The complete listing should be restated exactly.

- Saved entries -
"""
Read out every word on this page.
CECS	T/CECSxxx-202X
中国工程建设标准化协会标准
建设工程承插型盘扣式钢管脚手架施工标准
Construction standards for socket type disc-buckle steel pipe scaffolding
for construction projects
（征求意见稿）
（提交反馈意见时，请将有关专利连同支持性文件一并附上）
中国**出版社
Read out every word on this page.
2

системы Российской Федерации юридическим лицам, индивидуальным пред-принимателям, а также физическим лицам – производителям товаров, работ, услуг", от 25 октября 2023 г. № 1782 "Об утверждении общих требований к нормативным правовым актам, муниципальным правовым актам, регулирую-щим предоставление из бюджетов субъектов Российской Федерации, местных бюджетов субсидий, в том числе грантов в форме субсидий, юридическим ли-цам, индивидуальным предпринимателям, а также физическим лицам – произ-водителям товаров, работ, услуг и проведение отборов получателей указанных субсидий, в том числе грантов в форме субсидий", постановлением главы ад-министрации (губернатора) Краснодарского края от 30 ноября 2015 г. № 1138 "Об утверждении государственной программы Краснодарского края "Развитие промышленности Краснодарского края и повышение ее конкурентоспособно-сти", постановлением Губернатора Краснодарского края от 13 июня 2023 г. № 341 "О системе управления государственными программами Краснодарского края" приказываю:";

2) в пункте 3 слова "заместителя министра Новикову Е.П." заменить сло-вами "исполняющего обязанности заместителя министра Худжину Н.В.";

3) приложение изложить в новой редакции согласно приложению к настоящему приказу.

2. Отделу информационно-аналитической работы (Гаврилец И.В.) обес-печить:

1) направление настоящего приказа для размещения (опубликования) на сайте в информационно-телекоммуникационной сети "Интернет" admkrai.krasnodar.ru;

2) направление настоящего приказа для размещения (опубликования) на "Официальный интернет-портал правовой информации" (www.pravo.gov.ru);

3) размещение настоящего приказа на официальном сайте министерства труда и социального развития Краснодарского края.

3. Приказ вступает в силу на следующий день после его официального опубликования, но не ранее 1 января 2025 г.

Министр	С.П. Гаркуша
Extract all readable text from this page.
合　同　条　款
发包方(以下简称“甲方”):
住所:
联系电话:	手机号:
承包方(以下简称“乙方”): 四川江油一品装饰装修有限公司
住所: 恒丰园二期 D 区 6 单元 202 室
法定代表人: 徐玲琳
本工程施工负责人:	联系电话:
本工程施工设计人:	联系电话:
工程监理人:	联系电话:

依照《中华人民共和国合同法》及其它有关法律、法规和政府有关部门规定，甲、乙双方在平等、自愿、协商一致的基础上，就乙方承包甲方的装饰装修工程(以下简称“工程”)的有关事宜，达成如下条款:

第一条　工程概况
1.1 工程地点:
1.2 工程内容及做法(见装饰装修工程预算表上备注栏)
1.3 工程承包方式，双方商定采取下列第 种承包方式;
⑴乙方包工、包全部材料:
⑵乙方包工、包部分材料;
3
"""
- Problem solution -
Read out every word on this page.
CECS	T/CECSxxx-202X
中国工程建设标准化协会标准
建设工程承插型盘扣式钢管脚手架施工标准
Construction standards for socket type disc-buckle steel pipe scaffolding
for construction projects
（征求意见稿）
（提交反馈意见时，请将有关专利连同支持性文件一并附上）
中国**出版社
Read out every word on this page.
2

системы Российской Федерации юридическим лицам, индивидуальным пред-принимателям, а также физическим лицам – производителям товаров, работ, услуг", от 25 октября 2023 г. № 1782 "Об утверждении общих требований к нормативным правовым актам, муниципальным правовым актам, регулирую-щим предоставление из бюджетов субъектов Российской Федерации, местных бюджетов субсидий, в том числе грантов в форме субсидий, юридическим ли-цам, индивидуальным предпринимателям, а также физическим лицам – произ-водителям товаров, работ, услуг и проведение отборов получателей указанных субсидий, в том числе грантов в форме субсидий", постановлением главы ад-министрации (губернатора) Краснодарского края от 30 ноября 2015 г. № 1138 "Об утверждении государственной программы Краснодарского края "Развитие промышленности Краснодарского края и повышение ее конкурентоспособно-сти", постановлением Губернатора Краснодарского края от 13 июня 2023 г. № 341 "О системе управления государственными программами Краснодарского края" приказываю:";

2) в пункте 3 слова "заместителя министра Новикову Е.П." заменить сло-вами "исполняющего обязанности заместителя министра Худжину Н.В.";

3) приложение изложить в новой редакции согласно приложению к настоящему приказу.

2. Отделу информационно-аналитической работы (Гаврилец И.В.) обес-печить:

1) направление настоящего приказа для размещения (опубликования) на сайте в информационно-телекоммуникационной сети "Интернет" admkrai.krasnodar.ru;

2) направление настоящего приказа для размещения (опубликования) на "Официальный интернет-портал правовой информации" (www.pravo.gov.ru);

3) размещение настоящего приказа на официальном сайте министерства труда и социального развития Краснодарского края.

3. Приказ вступает в силу на следующий день после его официального опубликования, но не ранее 1 января 2025 г.

Министр	С.П. Гаркуша
Extract all readable text from this page.
合　同　条　款
发包方(以下简称“甲方”):
住所:
联系电话:	手机号:
承包方(以下简称“乙方”): 四川江油一品装饰装修有限公司
住所: 恒丰园二期 D 区 6 单元 202 室
法定代表人: 徐玲琳
本工程施工负责人:	联系电话:
本工程施工设计人:	联系电话:
工程监理人:	联系电话:

依照《中华人民共和国合同法》及其它有关法律、法规和政府有关部门规定，甲、乙双方在平等、自愿、协商一致的基础上，就乙方承包甲方的装饰装修工程(以下简称“工程”)的有关事宜，达成如下条款:

第一条　工程概况
1.1 工程地点:
1.2 工程内容及做法(见装饰装修工程预算表上备注栏)
1.3 工程承包方式，双方商定采取下列第 种承包方式;
⑴乙方包工、包全部材料:
⑵乙方包工、包部分材料;
3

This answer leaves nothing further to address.